Exercise. Extract every line where the string "page" appears.

Entries shown.
● ● ● ●
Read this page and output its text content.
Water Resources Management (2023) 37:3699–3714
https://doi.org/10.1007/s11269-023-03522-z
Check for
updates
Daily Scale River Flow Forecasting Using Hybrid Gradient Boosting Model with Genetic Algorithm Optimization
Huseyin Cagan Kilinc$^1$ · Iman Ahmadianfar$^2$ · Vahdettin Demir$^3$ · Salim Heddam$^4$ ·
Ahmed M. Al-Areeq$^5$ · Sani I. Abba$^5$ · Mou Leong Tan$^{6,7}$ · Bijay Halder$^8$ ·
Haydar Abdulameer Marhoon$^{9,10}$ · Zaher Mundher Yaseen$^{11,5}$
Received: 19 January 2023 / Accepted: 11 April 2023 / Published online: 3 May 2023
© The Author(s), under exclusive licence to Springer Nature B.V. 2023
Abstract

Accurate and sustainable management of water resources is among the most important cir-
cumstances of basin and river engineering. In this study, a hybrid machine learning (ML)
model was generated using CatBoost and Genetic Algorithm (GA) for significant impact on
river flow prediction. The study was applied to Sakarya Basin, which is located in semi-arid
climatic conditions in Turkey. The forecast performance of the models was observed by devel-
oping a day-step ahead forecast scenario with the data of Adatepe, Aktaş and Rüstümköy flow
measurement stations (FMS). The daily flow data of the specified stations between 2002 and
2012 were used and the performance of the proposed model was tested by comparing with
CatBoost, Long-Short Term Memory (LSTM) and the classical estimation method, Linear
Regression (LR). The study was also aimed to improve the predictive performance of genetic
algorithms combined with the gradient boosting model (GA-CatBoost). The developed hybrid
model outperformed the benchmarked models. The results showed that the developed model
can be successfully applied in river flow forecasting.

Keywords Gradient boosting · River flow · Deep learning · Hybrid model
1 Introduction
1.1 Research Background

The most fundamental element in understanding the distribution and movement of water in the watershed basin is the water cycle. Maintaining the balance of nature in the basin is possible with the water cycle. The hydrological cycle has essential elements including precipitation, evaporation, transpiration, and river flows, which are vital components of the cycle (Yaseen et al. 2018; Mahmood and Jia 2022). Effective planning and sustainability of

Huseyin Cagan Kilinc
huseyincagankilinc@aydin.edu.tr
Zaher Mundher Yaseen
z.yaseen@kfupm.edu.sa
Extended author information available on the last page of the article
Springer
● ● ● ●
Full answer.
Read this page and output its text content.
Extended author information available on the last page of the article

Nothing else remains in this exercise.